EXERCISE INSTRUCTIONS:
The records below must be output exactly, without pictures.

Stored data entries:
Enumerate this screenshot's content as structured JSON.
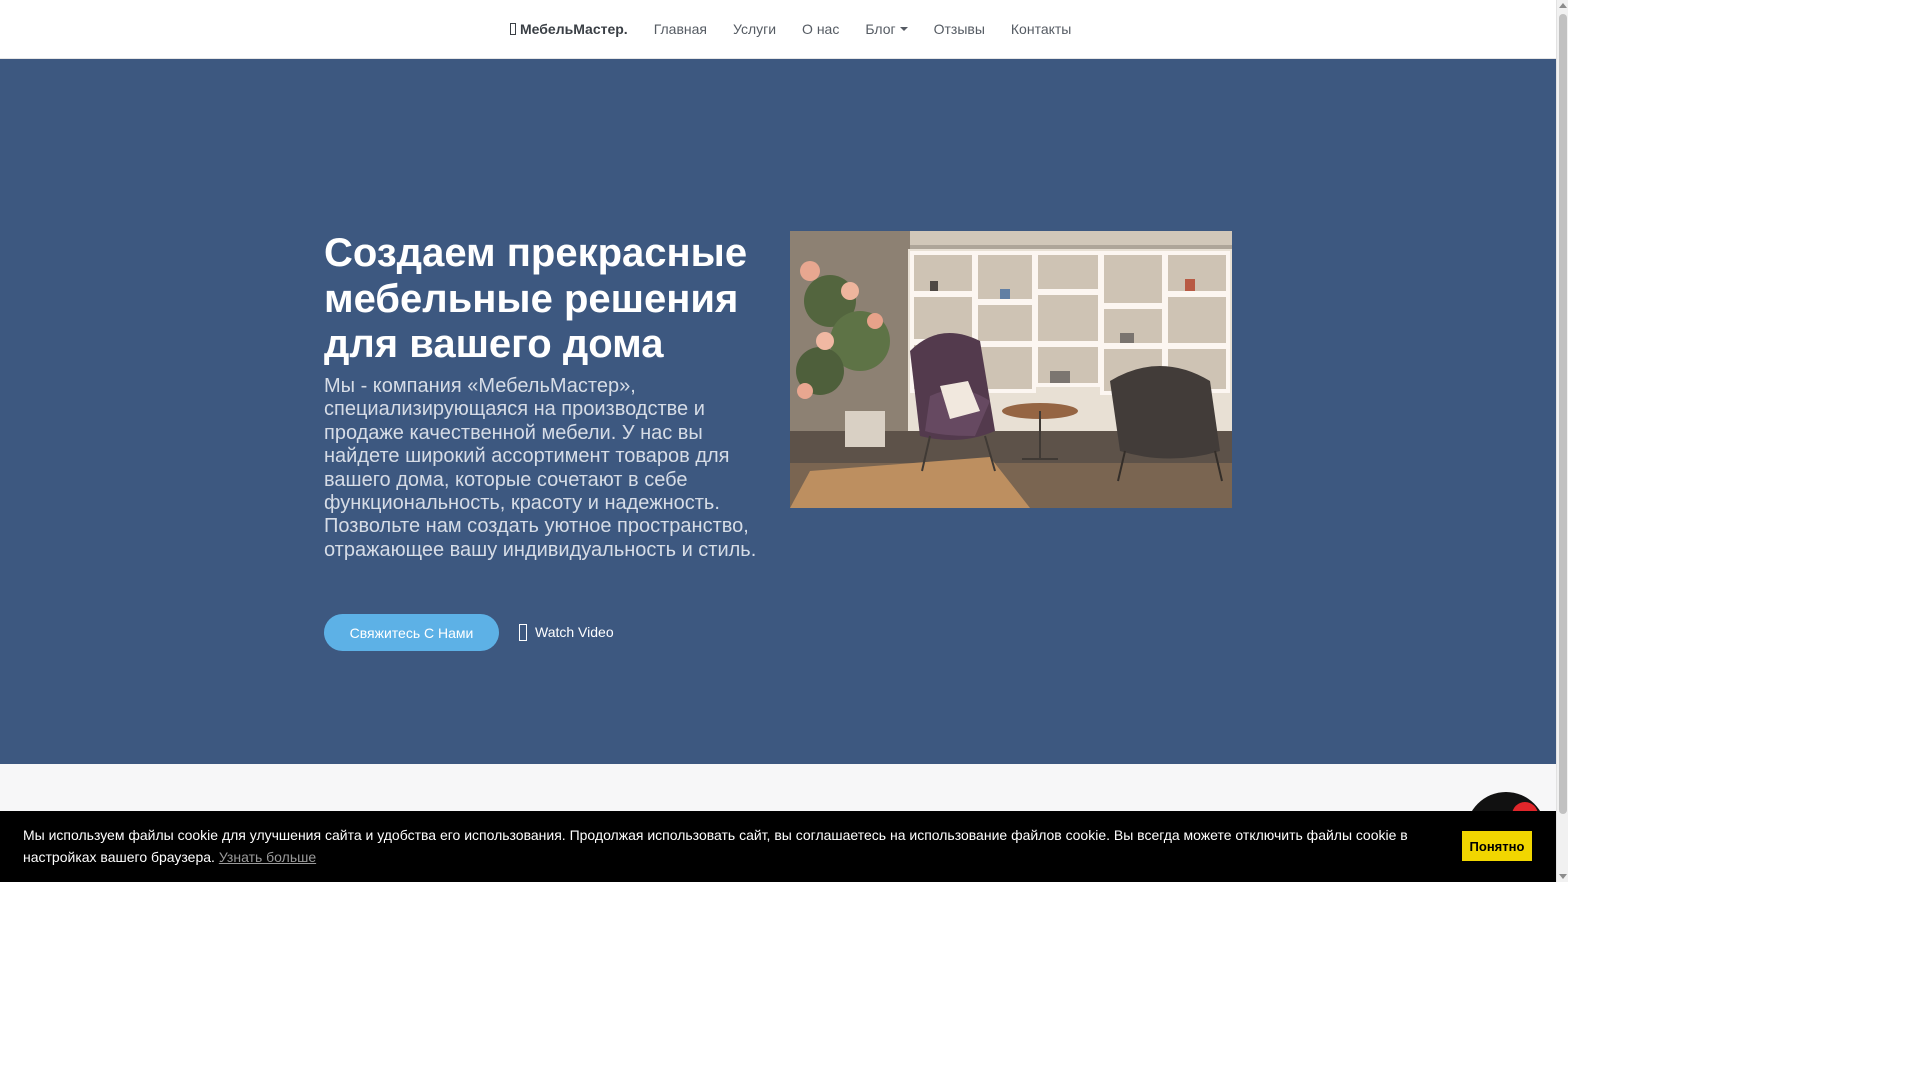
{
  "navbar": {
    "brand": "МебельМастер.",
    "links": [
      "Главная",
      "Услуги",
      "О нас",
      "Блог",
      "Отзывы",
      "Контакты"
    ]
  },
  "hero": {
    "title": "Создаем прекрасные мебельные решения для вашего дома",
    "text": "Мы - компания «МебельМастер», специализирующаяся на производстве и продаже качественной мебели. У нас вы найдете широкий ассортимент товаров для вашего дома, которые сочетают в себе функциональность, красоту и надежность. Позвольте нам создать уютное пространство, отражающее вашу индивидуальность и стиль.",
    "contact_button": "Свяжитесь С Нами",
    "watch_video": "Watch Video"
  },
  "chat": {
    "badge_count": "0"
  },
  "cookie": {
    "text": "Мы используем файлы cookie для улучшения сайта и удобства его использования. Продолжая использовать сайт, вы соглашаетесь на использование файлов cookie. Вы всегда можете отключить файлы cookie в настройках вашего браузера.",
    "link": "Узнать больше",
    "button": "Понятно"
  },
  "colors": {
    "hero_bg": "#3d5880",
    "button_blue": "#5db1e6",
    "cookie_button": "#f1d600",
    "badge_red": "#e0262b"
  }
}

EXERCISE RESPONSE:
Enumerate this screenshot's content as structured JSON.
{
  "navbar": {
    "brand": "МебельМастер.",
    "links": [
      "Главная",
      "Услуги",
      "О нас",
      "Блог",
      "Отзывы",
      "Контакты"
    ]
  },
  "hero": {
    "title": "Создаем прекрасные мебельные решения для вашего дома",
    "text": "Мы - компания «МебельМастер», специализирующаяся на производстве и продаже качественной мебели. У нас вы найдете широкий ассортимент товаров для вашего дома, которые сочетают в себе функциональность, красоту и надежность. Позвольте нам создать уютное пространство, отражающее вашу индивидуальность и стиль.",
    "contact_button": "Свяжитесь С Нами",
    "watch_video": "Watch Video"
  },
  "chat": {
    "badge_count": "0"
  },
  "cookie": {
    "text": "Мы используем файлы cookie для улучшения сайта и удобства его использования. Продолжая использовать сайт, вы соглашаетесь на использование файлов cookie. Вы всегда можете отключить файлы cookie в настройках вашего браузера.",
    "link": "Узнать больше",
    "button": "Понятно"
  },
  "colors": {
    "hero_bg": "#3d5880",
    "button_blue": "#5db1e6",
    "cookie_button": "#f1d600",
    "badge_red": "#e0262b"
  }
}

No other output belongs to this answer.